All lines holding the string "JSON" are to be shown.

----

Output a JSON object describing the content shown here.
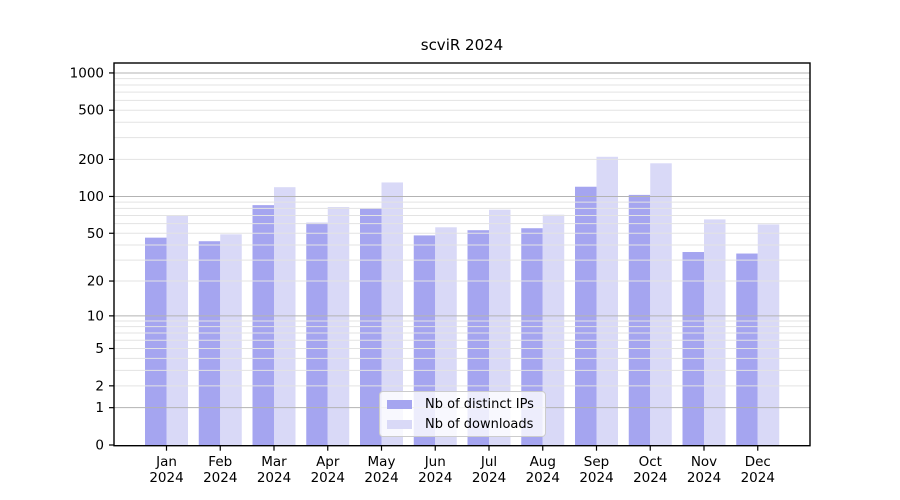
{
  "chart_data": {
    "type": "bar",
    "title": "scviR 2024",
    "categories": [
      "Jan",
      "Feb",
      "Mar",
      "Apr",
      "May",
      "Jun",
      "Jul",
      "Aug",
      "Sep",
      "Oct",
      "Nov",
      "Dec"
    ],
    "year_label": "2024",
    "series": [
      {
        "name": "Nb of distinct IPs",
        "color": "#a5a5f0",
        "values": [
          46,
          43,
          85,
          61,
          80,
          48,
          53,
          55,
          120,
          103,
          35,
          34
        ]
      },
      {
        "name": "Nb of downloads",
        "color": "#d9d9f7",
        "values": [
          70,
          49,
          119,
          82,
          130,
          56,
          78,
          71,
          210,
          186,
          65,
          59
        ]
      }
    ],
    "xlabel": "",
    "ylabel": "",
    "y_scale": "log1p",
    "y_ticks": [
      0,
      1,
      2,
      5,
      10,
      20,
      50,
      100,
      200,
      500,
      1000
    ],
    "ylim": [
      0,
      1200
    ],
    "grid": true,
    "grid_major_values": [
      1,
      10,
      100,
      1000
    ],
    "legend_position": "inside-bottom-center",
    "colors": {
      "major_grid": "#b3b3b3",
      "minor_grid": "#e3e3e3",
      "axis": "#000000",
      "text": "#000000",
      "background": "#ffffff"
    }
  }
}
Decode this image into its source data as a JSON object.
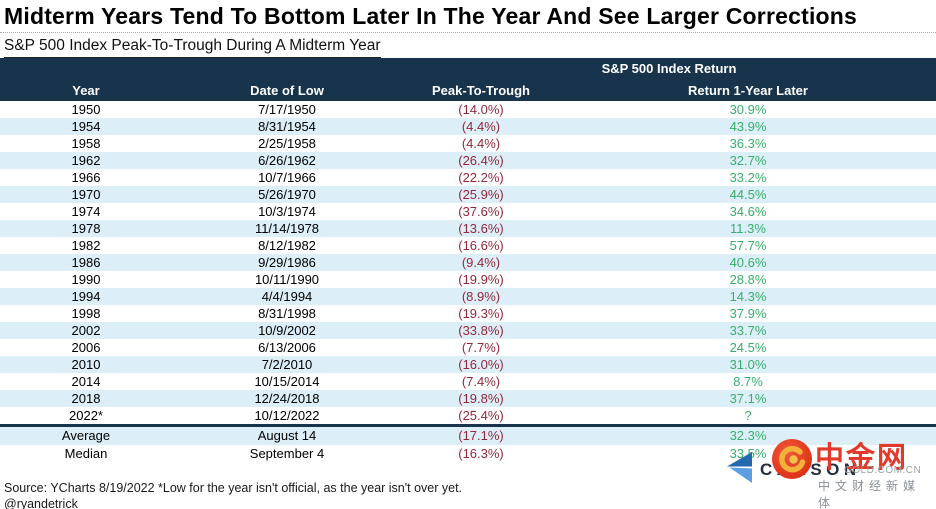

----

RESPONSE FOR THIS EXERCISE
Output a JSON object describing the content shown here.
Decode this image into its source data as a JSON object.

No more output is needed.